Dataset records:
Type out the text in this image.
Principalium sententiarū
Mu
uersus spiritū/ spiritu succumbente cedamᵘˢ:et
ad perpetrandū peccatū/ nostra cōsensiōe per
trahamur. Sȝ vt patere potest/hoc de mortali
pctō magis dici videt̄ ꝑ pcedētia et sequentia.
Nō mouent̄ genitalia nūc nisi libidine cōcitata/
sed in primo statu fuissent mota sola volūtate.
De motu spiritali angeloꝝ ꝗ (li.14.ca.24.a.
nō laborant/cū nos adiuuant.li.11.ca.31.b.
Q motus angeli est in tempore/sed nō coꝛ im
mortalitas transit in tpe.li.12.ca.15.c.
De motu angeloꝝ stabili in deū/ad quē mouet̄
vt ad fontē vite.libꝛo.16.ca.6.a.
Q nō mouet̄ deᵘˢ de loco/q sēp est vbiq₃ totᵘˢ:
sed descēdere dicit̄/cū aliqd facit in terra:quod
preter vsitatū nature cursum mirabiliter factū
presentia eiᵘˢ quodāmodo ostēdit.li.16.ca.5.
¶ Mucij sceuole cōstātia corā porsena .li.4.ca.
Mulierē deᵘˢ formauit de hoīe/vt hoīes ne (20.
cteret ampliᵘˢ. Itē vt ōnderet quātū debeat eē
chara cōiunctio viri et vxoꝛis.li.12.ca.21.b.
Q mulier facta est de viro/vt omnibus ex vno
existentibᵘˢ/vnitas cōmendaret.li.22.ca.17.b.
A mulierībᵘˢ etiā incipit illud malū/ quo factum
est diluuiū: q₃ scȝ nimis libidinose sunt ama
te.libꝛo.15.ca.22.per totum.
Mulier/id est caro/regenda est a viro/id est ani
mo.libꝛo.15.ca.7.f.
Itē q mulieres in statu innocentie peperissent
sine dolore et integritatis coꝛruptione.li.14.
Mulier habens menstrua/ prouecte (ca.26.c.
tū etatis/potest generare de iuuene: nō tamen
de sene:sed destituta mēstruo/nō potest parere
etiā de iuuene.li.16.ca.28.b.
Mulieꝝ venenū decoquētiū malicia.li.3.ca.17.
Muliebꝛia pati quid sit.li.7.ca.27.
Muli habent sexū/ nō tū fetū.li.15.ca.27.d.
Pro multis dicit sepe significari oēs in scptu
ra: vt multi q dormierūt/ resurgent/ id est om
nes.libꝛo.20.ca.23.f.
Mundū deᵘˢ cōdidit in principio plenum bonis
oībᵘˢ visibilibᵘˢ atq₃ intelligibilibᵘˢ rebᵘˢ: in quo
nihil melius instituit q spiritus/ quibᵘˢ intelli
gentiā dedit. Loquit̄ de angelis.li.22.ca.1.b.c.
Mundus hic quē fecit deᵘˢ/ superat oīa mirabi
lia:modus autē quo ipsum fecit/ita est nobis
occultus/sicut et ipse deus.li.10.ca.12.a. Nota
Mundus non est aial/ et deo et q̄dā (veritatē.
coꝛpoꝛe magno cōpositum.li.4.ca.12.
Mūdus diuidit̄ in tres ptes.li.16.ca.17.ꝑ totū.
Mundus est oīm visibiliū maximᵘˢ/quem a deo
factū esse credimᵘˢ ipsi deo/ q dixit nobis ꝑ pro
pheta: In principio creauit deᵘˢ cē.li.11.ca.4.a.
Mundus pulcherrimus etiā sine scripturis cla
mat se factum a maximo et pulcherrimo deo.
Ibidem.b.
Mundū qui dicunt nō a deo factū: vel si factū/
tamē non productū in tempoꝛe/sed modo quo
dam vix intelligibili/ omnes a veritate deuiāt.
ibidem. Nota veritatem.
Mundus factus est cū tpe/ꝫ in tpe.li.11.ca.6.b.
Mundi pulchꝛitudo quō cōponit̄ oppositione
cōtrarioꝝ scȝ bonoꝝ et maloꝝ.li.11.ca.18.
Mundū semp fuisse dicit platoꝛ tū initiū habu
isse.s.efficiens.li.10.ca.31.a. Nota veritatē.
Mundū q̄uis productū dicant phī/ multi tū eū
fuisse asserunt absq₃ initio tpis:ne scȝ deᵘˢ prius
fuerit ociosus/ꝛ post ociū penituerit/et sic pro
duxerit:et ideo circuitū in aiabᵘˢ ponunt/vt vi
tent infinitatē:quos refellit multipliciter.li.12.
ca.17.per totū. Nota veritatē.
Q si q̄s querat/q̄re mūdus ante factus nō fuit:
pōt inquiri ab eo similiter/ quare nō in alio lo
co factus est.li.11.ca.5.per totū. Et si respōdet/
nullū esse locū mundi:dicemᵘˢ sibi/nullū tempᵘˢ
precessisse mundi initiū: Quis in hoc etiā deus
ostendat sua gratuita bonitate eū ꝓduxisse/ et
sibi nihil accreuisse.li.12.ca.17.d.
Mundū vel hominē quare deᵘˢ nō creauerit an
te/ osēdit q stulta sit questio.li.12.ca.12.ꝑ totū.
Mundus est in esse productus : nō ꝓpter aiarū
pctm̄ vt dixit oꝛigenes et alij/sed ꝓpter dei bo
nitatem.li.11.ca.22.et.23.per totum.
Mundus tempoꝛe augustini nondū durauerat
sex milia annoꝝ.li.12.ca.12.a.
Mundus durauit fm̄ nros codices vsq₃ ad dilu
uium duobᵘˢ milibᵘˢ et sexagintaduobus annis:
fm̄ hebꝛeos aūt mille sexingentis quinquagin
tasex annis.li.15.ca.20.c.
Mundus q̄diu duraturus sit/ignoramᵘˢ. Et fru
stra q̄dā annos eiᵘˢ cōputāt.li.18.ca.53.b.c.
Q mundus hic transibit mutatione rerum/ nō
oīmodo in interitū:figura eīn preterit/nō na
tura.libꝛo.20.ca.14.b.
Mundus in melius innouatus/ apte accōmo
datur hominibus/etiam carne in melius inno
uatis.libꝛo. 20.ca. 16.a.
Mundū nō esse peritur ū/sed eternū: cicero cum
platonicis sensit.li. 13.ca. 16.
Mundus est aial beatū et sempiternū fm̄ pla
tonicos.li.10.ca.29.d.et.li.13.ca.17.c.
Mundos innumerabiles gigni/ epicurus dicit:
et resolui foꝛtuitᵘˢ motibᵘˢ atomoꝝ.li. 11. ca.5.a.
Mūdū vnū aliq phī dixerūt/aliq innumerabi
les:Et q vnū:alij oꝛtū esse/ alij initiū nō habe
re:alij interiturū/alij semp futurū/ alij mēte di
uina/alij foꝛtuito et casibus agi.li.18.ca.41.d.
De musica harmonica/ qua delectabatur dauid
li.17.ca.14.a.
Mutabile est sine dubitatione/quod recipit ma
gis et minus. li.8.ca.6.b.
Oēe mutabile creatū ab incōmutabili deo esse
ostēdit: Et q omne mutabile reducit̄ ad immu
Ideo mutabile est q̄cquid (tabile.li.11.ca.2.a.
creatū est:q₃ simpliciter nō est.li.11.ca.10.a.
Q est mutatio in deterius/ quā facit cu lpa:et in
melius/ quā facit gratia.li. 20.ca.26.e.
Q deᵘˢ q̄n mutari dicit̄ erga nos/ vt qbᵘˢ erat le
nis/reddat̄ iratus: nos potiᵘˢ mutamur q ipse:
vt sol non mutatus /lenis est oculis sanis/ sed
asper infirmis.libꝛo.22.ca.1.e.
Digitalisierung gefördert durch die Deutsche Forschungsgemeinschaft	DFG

## PROBLEM DESCRIPTION:
Could you find every line in the records above that contains the word "annis" and copy it?

## ANSWER BOX:
uium duobᵘˢ milibᵘˢ et sexagintaduobus annis:
tasex annis.li.15.ca.20.c.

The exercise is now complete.